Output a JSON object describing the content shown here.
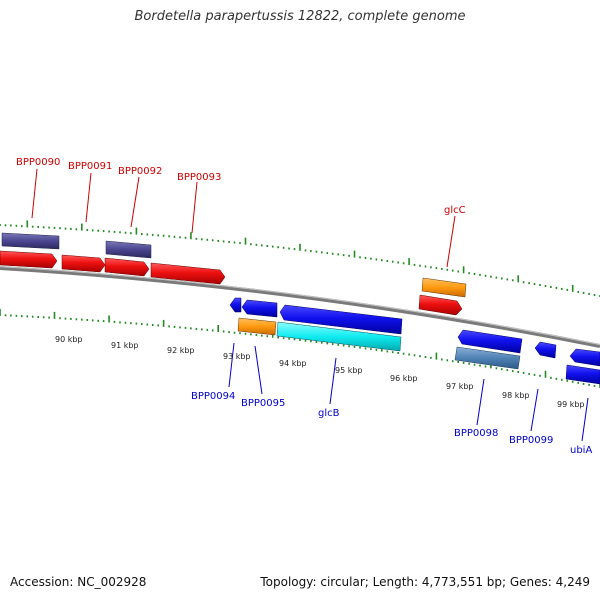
{
  "title": "Bordetella parapertussis 12822, complete genome",
  "footer": {
    "accession": "Accession: NC_002928",
    "topology": "Topology: circular; Length: 4,773,551 bp; Genes: 4,249"
  },
  "colors": {
    "forward_label": "#cc0000",
    "reverse_label": "#0000cc",
    "tick": "#228b22",
    "backbone": "#7a7a7a"
  },
  "scale_labels": [
    "90 kbp",
    "91 kbp",
    "92 kbp",
    "93 kbp",
    "94 kbp",
    "95 kbp",
    "96 kbp",
    "97 kbp",
    "98 kbp",
    "99 kbp"
  ],
  "forward_labels": [
    "BPP0090",
    "BPP0091",
    "BPP0092",
    "BPP0093",
    "glcC"
  ],
  "reverse_labels": [
    "BPP0094",
    "BPP0095",
    "glcB",
    "BPP0098",
    "BPP0099",
    "ubiA"
  ]
}
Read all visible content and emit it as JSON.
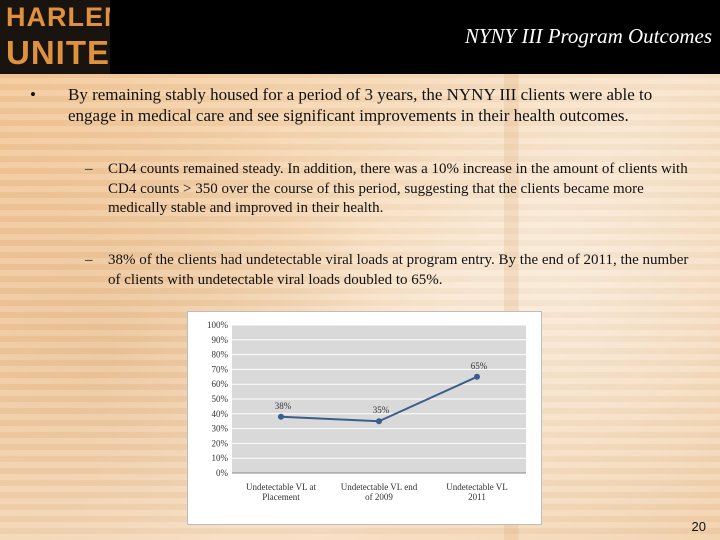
{
  "logo": {
    "line1": "HARLEM",
    "line2": "UNITED"
  },
  "slide": {
    "title": "NYNY III Program Outcomes",
    "bullet_symbol": "•",
    "dash_symbol": "–",
    "bullet": "By remaining stably housed for a period of 3 years, the NYNY III clients were able to engage in medical care and see significant improvements in their health outcomes.",
    "sub_bullets": [
      "CD4 counts remained steady.  In addition, there was a 10% increase in the amount of clients with CD4 counts > 350 over the course of this period, suggesting that the clients became more medically stable and improved in their health.",
      "38% of the clients had undetectable viral loads at program entry.  By the end of 2011, the number of clients with undetectable viral loads doubled to 65%."
    ],
    "page_number": "20"
  },
  "chart_data": {
    "type": "line",
    "categories": [
      [
        "Undetectable VL at",
        "Placement"
      ],
      [
        "Undetectable VL end",
        "of 2009"
      ],
      [
        "Undetectable VL",
        "2011"
      ]
    ],
    "values": [
      38,
      35,
      65
    ],
    "value_labels": [
      "38%",
      "35%",
      "65%"
    ],
    "y_ticks": [
      "0%",
      "10%",
      "20%",
      "30%",
      "40%",
      "50%",
      "60%",
      "70%",
      "80%",
      "90%",
      "100%"
    ],
    "ylim": [
      0,
      100
    ],
    "series_color": "#3a5e8c",
    "grid": true
  }
}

# Assignment:
Reproduce exactly, and only, the lines that begin at the one containing "Read all visible content and emit it as JSON." and end with the final line of the data, both included, while omitting every picture.

# Task response:
Read all visible content and emit it as JSON.
{
  "logo": {
    "line1": "HARLEM",
    "line2": "UNITED"
  },
  "slide": {
    "title": "NYNY III Program Outcomes",
    "bullet_symbol": "•",
    "dash_symbol": "–",
    "bullet": "By remaining stably housed for a period of 3 years, the NYNY III clients were able to engage in medical care and see significant improvements in their health outcomes.",
    "sub_bullets": [
      "CD4 counts remained steady.  In addition, there was a 10% increase in the amount of clients with CD4 counts > 350 over the course of this period, suggesting that the clients became more medically stable and improved in their health.",
      "38% of the clients had undetectable viral loads at program entry.  By the end of 2011, the number of clients with undetectable viral loads doubled to 65%."
    ],
    "page_number": "20"
  },
  "chart_data": {
    "type": "line",
    "categories": [
      [
        "Undetectable VL at",
        "Placement"
      ],
      [
        "Undetectable VL end",
        "of 2009"
      ],
      [
        "Undetectable VL",
        "2011"
      ]
    ],
    "values": [
      38,
      35,
      65
    ],
    "value_labels": [
      "38%",
      "35%",
      "65%"
    ],
    "y_ticks": [
      "0%",
      "10%",
      "20%",
      "30%",
      "40%",
      "50%",
      "60%",
      "70%",
      "80%",
      "90%",
      "100%"
    ],
    "ylim": [
      0,
      100
    ],
    "series_color": "#3a5e8c",
    "grid": true
  }
}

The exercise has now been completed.